What is being asked:
Would you transcribe the listing that follows, character for character, and omit its images?

Material:
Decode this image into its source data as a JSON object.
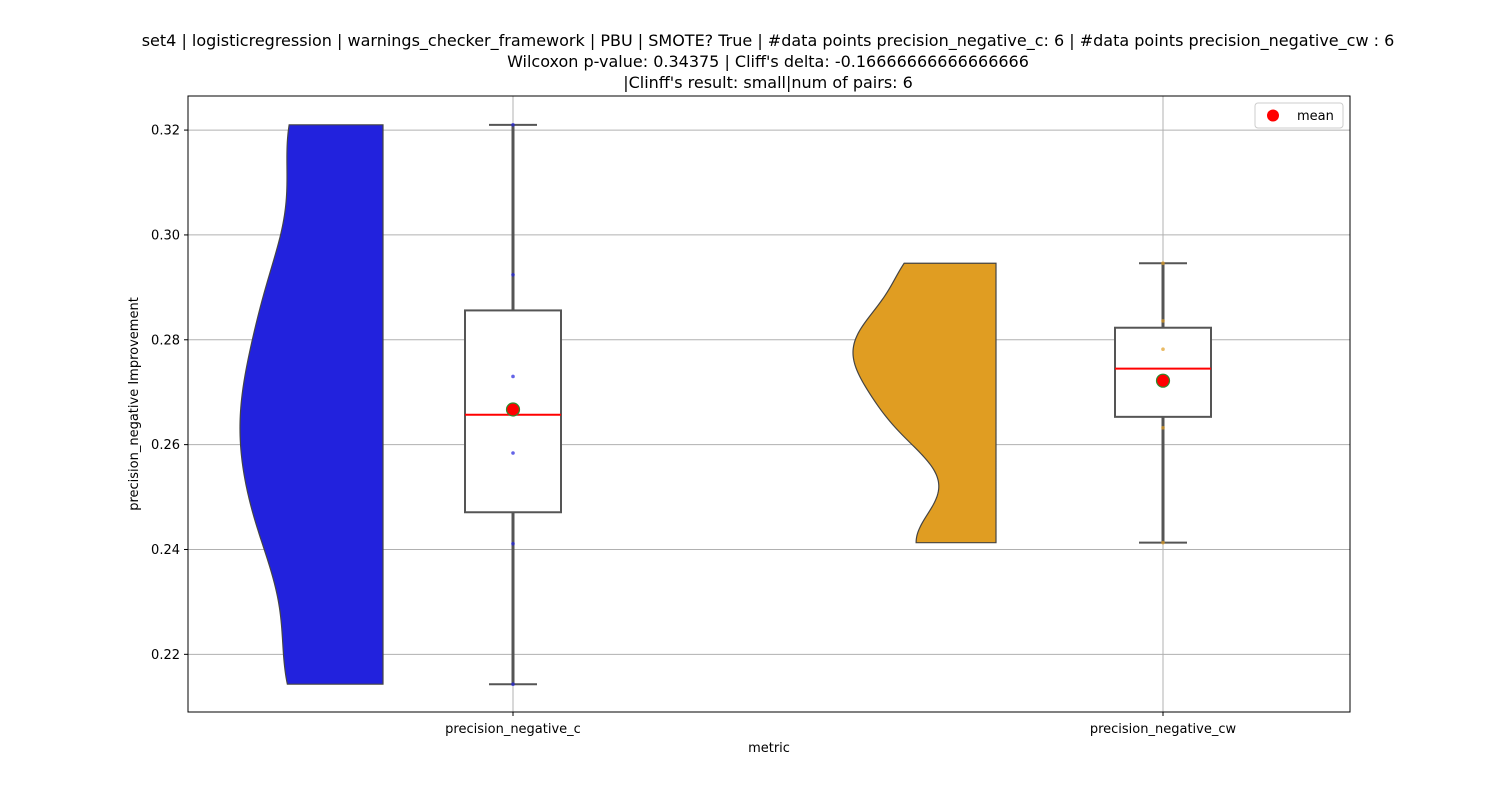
{
  "chart_data": {
    "type": "violin+box",
    "title_lines": [
      "set4 | logisticregression | warnings_checker_framework | PBU | SMOTE? True | #data points precision_negative_c: 6 | #data points precision_negative_cw : 6",
      "Wilcoxon p-value: 0.34375 | Cliff's delta: -0.16666666666666666",
      "|Clinff's result: small|num of pairs: 6"
    ],
    "xlabel": "metric",
    "ylabel": "precision_negative Improvement",
    "ylim": [
      0.209,
      0.3265
    ],
    "yticks": [
      0.22,
      0.24,
      0.26,
      0.28,
      0.3,
      0.32
    ],
    "ytick_labels": [
      "0.22",
      "0.24",
      "0.26",
      "0.28",
      "0.30",
      "0.32"
    ],
    "categories": [
      "precision_negative_c",
      "precision_negative_cw"
    ],
    "grid": true,
    "legend": {
      "placement": "upper-right",
      "entries": [
        {
          "label": "mean",
          "color": "#ff0000"
        }
      ]
    },
    "series": [
      {
        "name": "precision_negative_c",
        "violin_color": "#2222dd",
        "points": [
          0.2143,
          0.2411,
          0.2584,
          0.273,
          0.2924,
          0.321
        ],
        "box": {
          "min": 0.2143,
          "q1": 0.2471,
          "median": 0.2657,
          "q3": 0.2856,
          "max": 0.321
        },
        "mean": 0.2667
      },
      {
        "name": "precision_negative_cw",
        "violin_color": "#e09d22",
        "points": [
          0.2413,
          0.2632,
          0.2782,
          0.2836,
          0.272,
          0.2946
        ],
        "box": {
          "min": 0.2413,
          "q1": 0.2653,
          "median": 0.2745,
          "q3": 0.2823,
          "max": 0.2946
        },
        "mean": 0.2722
      }
    ]
  }
}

Written response:
Decode this image into its source data as a JSON object.
{
  "chart_data": {
    "type": "violin+box",
    "title_lines": [
      "set4 | logisticregression | warnings_checker_framework | PBU | SMOTE? True | #data points precision_negative_c: 6 | #data points precision_negative_cw : 6",
      "Wilcoxon p-value: 0.34375 | Cliff's delta: -0.16666666666666666",
      "|Clinff's result: small|num of pairs: 6"
    ],
    "xlabel": "metric",
    "ylabel": "precision_negative Improvement",
    "ylim": [
      0.209,
      0.3265
    ],
    "yticks": [
      0.22,
      0.24,
      0.26,
      0.28,
      0.3,
      0.32
    ],
    "ytick_labels": [
      "0.22",
      "0.24",
      "0.26",
      "0.28",
      "0.30",
      "0.32"
    ],
    "categories": [
      "precision_negative_c",
      "precision_negative_cw"
    ],
    "grid": true,
    "legend": {
      "placement": "upper-right",
      "entries": [
        {
          "label": "mean",
          "color": "#ff0000"
        }
      ]
    },
    "series": [
      {
        "name": "precision_negative_c",
        "violin_color": "#2222dd",
        "points": [
          0.2143,
          0.2411,
          0.2584,
          0.273,
          0.2924,
          0.321
        ],
        "box": {
          "min": 0.2143,
          "q1": 0.2471,
          "median": 0.2657,
          "q3": 0.2856,
          "max": 0.321
        },
        "mean": 0.2667
      },
      {
        "name": "precision_negative_cw",
        "violin_color": "#e09d22",
        "points": [
          0.2413,
          0.2632,
          0.2782,
          0.2836,
          0.272,
          0.2946
        ],
        "box": {
          "min": 0.2413,
          "q1": 0.2653,
          "median": 0.2745,
          "q3": 0.2823,
          "max": 0.2946
        },
        "mean": 0.2722
      }
    ]
  }
}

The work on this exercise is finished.